-------- Excerpted records --------
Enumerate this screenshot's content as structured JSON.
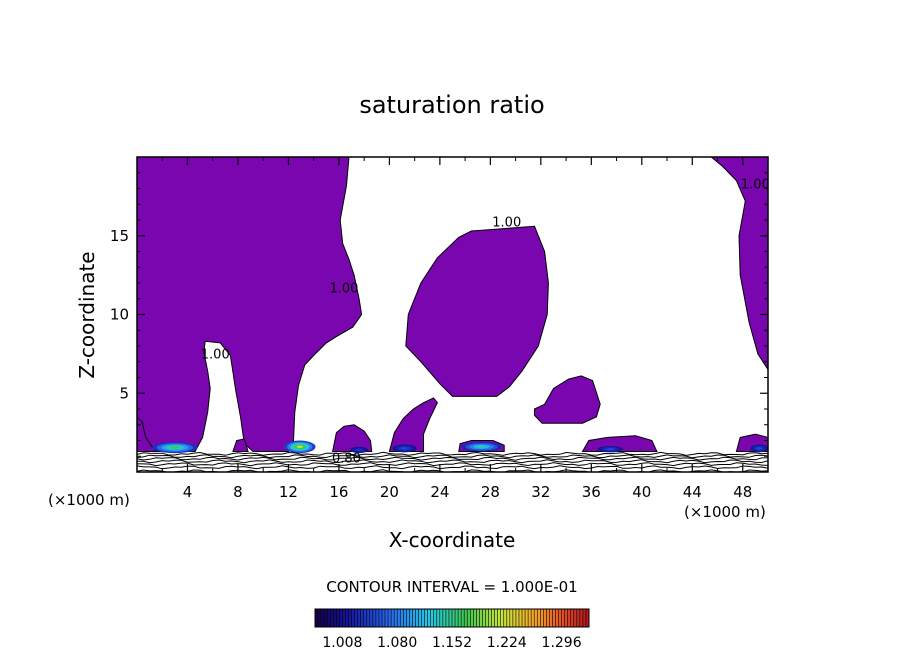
{
  "chart_data": {
    "type": "heatmap",
    "title": "saturation ratio",
    "xlabel": "X-coordinate",
    "ylabel": "Z-coordinate",
    "x_unit_left": "(×1000 m)",
    "x_unit_right": "(×1000 m)",
    "x_ticks": [
      4,
      8,
      12,
      16,
      20,
      24,
      28,
      32,
      36,
      40,
      44,
      48
    ],
    "y_ticks": [
      5,
      10,
      15
    ],
    "xlim": [
      0,
      50
    ],
    "ylim": [
      0,
      20
    ],
    "contour_interval_label": "CONTOUR INTERVAL = 1.000E-01",
    "contour_labels": [
      {
        "text": "1.00",
        "x": 29.3,
        "y": 15.6
      },
      {
        "text": "1.00",
        "x": 49,
        "y": 18
      },
      {
        "text": "1.00",
        "x": 16.4,
        "y": 11.4
      },
      {
        "text": "1.00",
        "x": 6.2,
        "y": 7.2
      },
      {
        "text": "0.80",
        "x": 16.6,
        "y": 0.6
      }
    ],
    "colorbar": {
      "ticks": [
        "1.008",
        "1.080",
        "1.152",
        "1.224",
        "1.296"
      ],
      "min": 0.972,
      "max": 1.332
    },
    "fill_color": "#7a06b0",
    "regions": [
      {
        "name": "left-mass",
        "points": [
          [
            0,
            20
          ],
          [
            16.8,
            20
          ],
          [
            16.6,
            18.2
          ],
          [
            16.1,
            16
          ],
          [
            16.3,
            14.5
          ],
          [
            16.8,
            13.5
          ],
          [
            17.2,
            12.5
          ],
          [
            17.6,
            11
          ],
          [
            17.8,
            10
          ],
          [
            17.1,
            9.2
          ],
          [
            15.8,
            8.6
          ],
          [
            15,
            8.2
          ],
          [
            14,
            7.4
          ],
          [
            13.3,
            6.8
          ],
          [
            12.8,
            5.5
          ],
          [
            12.5,
            3.8
          ],
          [
            12.4,
            2
          ],
          [
            12,
            1.3
          ],
          [
            9.2,
            1.3
          ],
          [
            8.5,
            1.8
          ],
          [
            8.2,
            3.5
          ],
          [
            7.8,
            5.3
          ],
          [
            7.4,
            7.4
          ],
          [
            6.6,
            8.2
          ],
          [
            5.4,
            8.3
          ],
          [
            5.3,
            7.6
          ],
          [
            5.6,
            6.4
          ],
          [
            5.8,
            5.3
          ],
          [
            5.6,
            3.8
          ],
          [
            5.2,
            2.2
          ],
          [
            4.6,
            1.3
          ],
          [
            0,
            1.3
          ]
        ]
      },
      {
        "name": "center-blob",
        "points": [
          [
            26.5,
            15.3
          ],
          [
            31.5,
            15.6
          ],
          [
            32.3,
            14
          ],
          [
            32.6,
            12
          ],
          [
            32.5,
            10
          ],
          [
            31.8,
            8
          ],
          [
            30.5,
            6.4
          ],
          [
            29.5,
            5.4
          ],
          [
            28.5,
            4.8
          ],
          [
            25,
            4.8
          ],
          [
            24,
            5.6
          ],
          [
            22.5,
            7
          ],
          [
            21.3,
            8
          ],
          [
            21.5,
            10
          ],
          [
            22.5,
            12
          ],
          [
            23.8,
            13.6
          ],
          [
            25.5,
            14.9
          ]
        ]
      },
      {
        "name": "right-mass",
        "points": [
          [
            45.5,
            20
          ],
          [
            50,
            20
          ],
          [
            50,
            6.5
          ],
          [
            49.2,
            7.5
          ],
          [
            48.5,
            9.5
          ],
          [
            47.8,
            12.5
          ],
          [
            47.7,
            15
          ],
          [
            48.2,
            17.2
          ],
          [
            47.5,
            18.5
          ],
          [
            46.4,
            19.4
          ]
        ]
      },
      {
        "name": "patch-36",
        "points": [
          [
            31.5,
            4
          ],
          [
            32.3,
            4.3
          ],
          [
            33,
            5.3
          ],
          [
            34.2,
            5.9
          ],
          [
            35.2,
            6.1
          ],
          [
            36.1,
            5.8
          ],
          [
            36.7,
            4.3
          ],
          [
            36.4,
            3.5
          ],
          [
            35.3,
            3.1
          ],
          [
            33.5,
            3.1
          ],
          [
            32.1,
            3.1
          ],
          [
            31.5,
            3.6
          ]
        ]
      },
      {
        "name": "patch-16",
        "points": [
          [
            15.5,
            1.3
          ],
          [
            15.8,
            2.5
          ],
          [
            16.4,
            2.9
          ],
          [
            17.2,
            3
          ],
          [
            18,
            2.6
          ],
          [
            18.5,
            2
          ],
          [
            18.6,
            1.3
          ]
        ]
      },
      {
        "name": "patch-20",
        "points": [
          [
            20,
            1.3
          ],
          [
            20.4,
            2.5
          ],
          [
            21.1,
            3.4
          ],
          [
            21.9,
            4
          ],
          [
            22.7,
            4.4
          ],
          [
            23.5,
            4.7
          ],
          [
            23.8,
            4.4
          ],
          [
            23.2,
            3.4
          ],
          [
            22.7,
            2.4
          ],
          [
            22.7,
            1.3
          ]
        ]
      },
      {
        "name": "patch-28",
        "points": [
          [
            25.5,
            1.3
          ],
          [
            25.6,
            1.8
          ],
          [
            26.5,
            2
          ],
          [
            28.2,
            2
          ],
          [
            29.1,
            1.7
          ],
          [
            29.1,
            1.3
          ]
        ]
      },
      {
        "name": "patch-38",
        "points": [
          [
            35.3,
            1.3
          ],
          [
            35.8,
            2
          ],
          [
            37.3,
            2.2
          ],
          [
            39.5,
            2.3
          ],
          [
            40.8,
            2
          ],
          [
            41.2,
            1.3
          ]
        ]
      },
      {
        "name": "patch-49",
        "points": [
          [
            47.5,
            1.3
          ],
          [
            47.8,
            2.2
          ],
          [
            49,
            2.4
          ],
          [
            50,
            2.2
          ],
          [
            50,
            1.3
          ]
        ]
      },
      {
        "name": "patch-10",
        "points": [
          [
            7.6,
            1.3
          ],
          [
            7.9,
            2
          ],
          [
            8.5,
            2.1
          ],
          [
            8.8,
            1.3
          ]
        ]
      },
      {
        "name": "patch-left-edge",
        "points": [
          [
            0,
            1.3
          ],
          [
            0,
            3.5
          ],
          [
            0.4,
            3.2
          ],
          [
            0.7,
            2.2
          ],
          [
            1.2,
            1.6
          ],
          [
            1.5,
            1.3
          ]
        ]
      }
    ],
    "color_hotspots": [
      {
        "x": 3.0,
        "y": 1.55,
        "width": 3.6,
        "height": 0.7,
        "peak": 1.17
      },
      {
        "x": 12.9,
        "y": 1.6,
        "width": 2.5,
        "height": 0.8,
        "peak": 1.21
      },
      {
        "x": 27.3,
        "y": 1.6,
        "width": 3.2,
        "height": 0.6,
        "peak": 1.14
      },
      {
        "x": 17.6,
        "y": 1.4,
        "width": 1.4,
        "height": 0.4,
        "peak": 1.04
      },
      {
        "x": 21.2,
        "y": 1.5,
        "width": 1.9,
        "height": 0.5,
        "peak": 1.05
      },
      {
        "x": 37.5,
        "y": 1.45,
        "width": 2.0,
        "height": 0.4,
        "peak": 1.05
      },
      {
        "x": 49.3,
        "y": 1.5,
        "width": 1.4,
        "height": 0.5,
        "peak": 1.05
      }
    ]
  }
}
--------
| What to do |
Each line above is to be copied verbatim. Drop any image from the copy.

| Exercise answer |
Enumerate this screenshot's content as structured JSON.
{
  "chart_data": {
    "type": "heatmap",
    "title": "saturation ratio",
    "xlabel": "X-coordinate",
    "ylabel": "Z-coordinate",
    "x_unit_left": "(×1000 m)",
    "x_unit_right": "(×1000 m)",
    "x_ticks": [
      4,
      8,
      12,
      16,
      20,
      24,
      28,
      32,
      36,
      40,
      44,
      48
    ],
    "y_ticks": [
      5,
      10,
      15
    ],
    "xlim": [
      0,
      50
    ],
    "ylim": [
      0,
      20
    ],
    "contour_interval_label": "CONTOUR INTERVAL = 1.000E-01",
    "contour_labels": [
      {
        "text": "1.00",
        "x": 29.3,
        "y": 15.6
      },
      {
        "text": "1.00",
        "x": 49,
        "y": 18
      },
      {
        "text": "1.00",
        "x": 16.4,
        "y": 11.4
      },
      {
        "text": "1.00",
        "x": 6.2,
        "y": 7.2
      },
      {
        "text": "0.80",
        "x": 16.6,
        "y": 0.6
      }
    ],
    "colorbar": {
      "ticks": [
        "1.008",
        "1.080",
        "1.152",
        "1.224",
        "1.296"
      ],
      "min": 0.972,
      "max": 1.332
    },
    "fill_color": "#7a06b0",
    "regions": [
      {
        "name": "left-mass",
        "points": [
          [
            0,
            20
          ],
          [
            16.8,
            20
          ],
          [
            16.6,
            18.2
          ],
          [
            16.1,
            16
          ],
          [
            16.3,
            14.5
          ],
          [
            16.8,
            13.5
          ],
          [
            17.2,
            12.5
          ],
          [
            17.6,
            11
          ],
          [
            17.8,
            10
          ],
          [
            17.1,
            9.2
          ],
          [
            15.8,
            8.6
          ],
          [
            15,
            8.2
          ],
          [
            14,
            7.4
          ],
          [
            13.3,
            6.8
          ],
          [
            12.8,
            5.5
          ],
          [
            12.5,
            3.8
          ],
          [
            12.4,
            2
          ],
          [
            12,
            1.3
          ],
          [
            9.2,
            1.3
          ],
          [
            8.5,
            1.8
          ],
          [
            8.2,
            3.5
          ],
          [
            7.8,
            5.3
          ],
          [
            7.4,
            7.4
          ],
          [
            6.6,
            8.2
          ],
          [
            5.4,
            8.3
          ],
          [
            5.3,
            7.6
          ],
          [
            5.6,
            6.4
          ],
          [
            5.8,
            5.3
          ],
          [
            5.6,
            3.8
          ],
          [
            5.2,
            2.2
          ],
          [
            4.6,
            1.3
          ],
          [
            0,
            1.3
          ]
        ]
      },
      {
        "name": "center-blob",
        "points": [
          [
            26.5,
            15.3
          ],
          [
            31.5,
            15.6
          ],
          [
            32.3,
            14
          ],
          [
            32.6,
            12
          ],
          [
            32.5,
            10
          ],
          [
            31.8,
            8
          ],
          [
            30.5,
            6.4
          ],
          [
            29.5,
            5.4
          ],
          [
            28.5,
            4.8
          ],
          [
            25,
            4.8
          ],
          [
            24,
            5.6
          ],
          [
            22.5,
            7
          ],
          [
            21.3,
            8
          ],
          [
            21.5,
            10
          ],
          [
            22.5,
            12
          ],
          [
            23.8,
            13.6
          ],
          [
            25.5,
            14.9
          ]
        ]
      },
      {
        "name": "right-mass",
        "points": [
          [
            45.5,
            20
          ],
          [
            50,
            20
          ],
          [
            50,
            6.5
          ],
          [
            49.2,
            7.5
          ],
          [
            48.5,
            9.5
          ],
          [
            47.8,
            12.5
          ],
          [
            47.7,
            15
          ],
          [
            48.2,
            17.2
          ],
          [
            47.5,
            18.5
          ],
          [
            46.4,
            19.4
          ]
        ]
      },
      {
        "name": "patch-36",
        "points": [
          [
            31.5,
            4
          ],
          [
            32.3,
            4.3
          ],
          [
            33,
            5.3
          ],
          [
            34.2,
            5.9
          ],
          [
            35.2,
            6.1
          ],
          [
            36.1,
            5.8
          ],
          [
            36.7,
            4.3
          ],
          [
            36.4,
            3.5
          ],
          [
            35.3,
            3.1
          ],
          [
            33.5,
            3.1
          ],
          [
            32.1,
            3.1
          ],
          [
            31.5,
            3.6
          ]
        ]
      },
      {
        "name": "patch-16",
        "points": [
          [
            15.5,
            1.3
          ],
          [
            15.8,
            2.5
          ],
          [
            16.4,
            2.9
          ],
          [
            17.2,
            3
          ],
          [
            18,
            2.6
          ],
          [
            18.5,
            2
          ],
          [
            18.6,
            1.3
          ]
        ]
      },
      {
        "name": "patch-20",
        "points": [
          [
            20,
            1.3
          ],
          [
            20.4,
            2.5
          ],
          [
            21.1,
            3.4
          ],
          [
            21.9,
            4
          ],
          [
            22.7,
            4.4
          ],
          [
            23.5,
            4.7
          ],
          [
            23.8,
            4.4
          ],
          [
            23.2,
            3.4
          ],
          [
            22.7,
            2.4
          ],
          [
            22.7,
            1.3
          ]
        ]
      },
      {
        "name": "patch-28",
        "points": [
          [
            25.5,
            1.3
          ],
          [
            25.6,
            1.8
          ],
          [
            26.5,
            2
          ],
          [
            28.2,
            2
          ],
          [
            29.1,
            1.7
          ],
          [
            29.1,
            1.3
          ]
        ]
      },
      {
        "name": "patch-38",
        "points": [
          [
            35.3,
            1.3
          ],
          [
            35.8,
            2
          ],
          [
            37.3,
            2.2
          ],
          [
            39.5,
            2.3
          ],
          [
            40.8,
            2
          ],
          [
            41.2,
            1.3
          ]
        ]
      },
      {
        "name": "patch-49",
        "points": [
          [
            47.5,
            1.3
          ],
          [
            47.8,
            2.2
          ],
          [
            49,
            2.4
          ],
          [
            50,
            2.2
          ],
          [
            50,
            1.3
          ]
        ]
      },
      {
        "name": "patch-10",
        "points": [
          [
            7.6,
            1.3
          ],
          [
            7.9,
            2
          ],
          [
            8.5,
            2.1
          ],
          [
            8.8,
            1.3
          ]
        ]
      },
      {
        "name": "patch-left-edge",
        "points": [
          [
            0,
            1.3
          ],
          [
            0,
            3.5
          ],
          [
            0.4,
            3.2
          ],
          [
            0.7,
            2.2
          ],
          [
            1.2,
            1.6
          ],
          [
            1.5,
            1.3
          ]
        ]
      }
    ],
    "color_hotspots": [
      {
        "x": 3.0,
        "y": 1.55,
        "width": 3.6,
        "height": 0.7,
        "peak": 1.17
      },
      {
        "x": 12.9,
        "y": 1.6,
        "width": 2.5,
        "height": 0.8,
        "peak": 1.21
      },
      {
        "x": 27.3,
        "y": 1.6,
        "width": 3.2,
        "height": 0.6,
        "peak": 1.14
      },
      {
        "x": 17.6,
        "y": 1.4,
        "width": 1.4,
        "height": 0.4,
        "peak": 1.04
      },
      {
        "x": 21.2,
        "y": 1.5,
        "width": 1.9,
        "height": 0.5,
        "peak": 1.05
      },
      {
        "x": 37.5,
        "y": 1.45,
        "width": 2.0,
        "height": 0.4,
        "peak": 1.05
      },
      {
        "x": 49.3,
        "y": 1.5,
        "width": 1.4,
        "height": 0.5,
        "peak": 1.05
      }
    ]
  }
}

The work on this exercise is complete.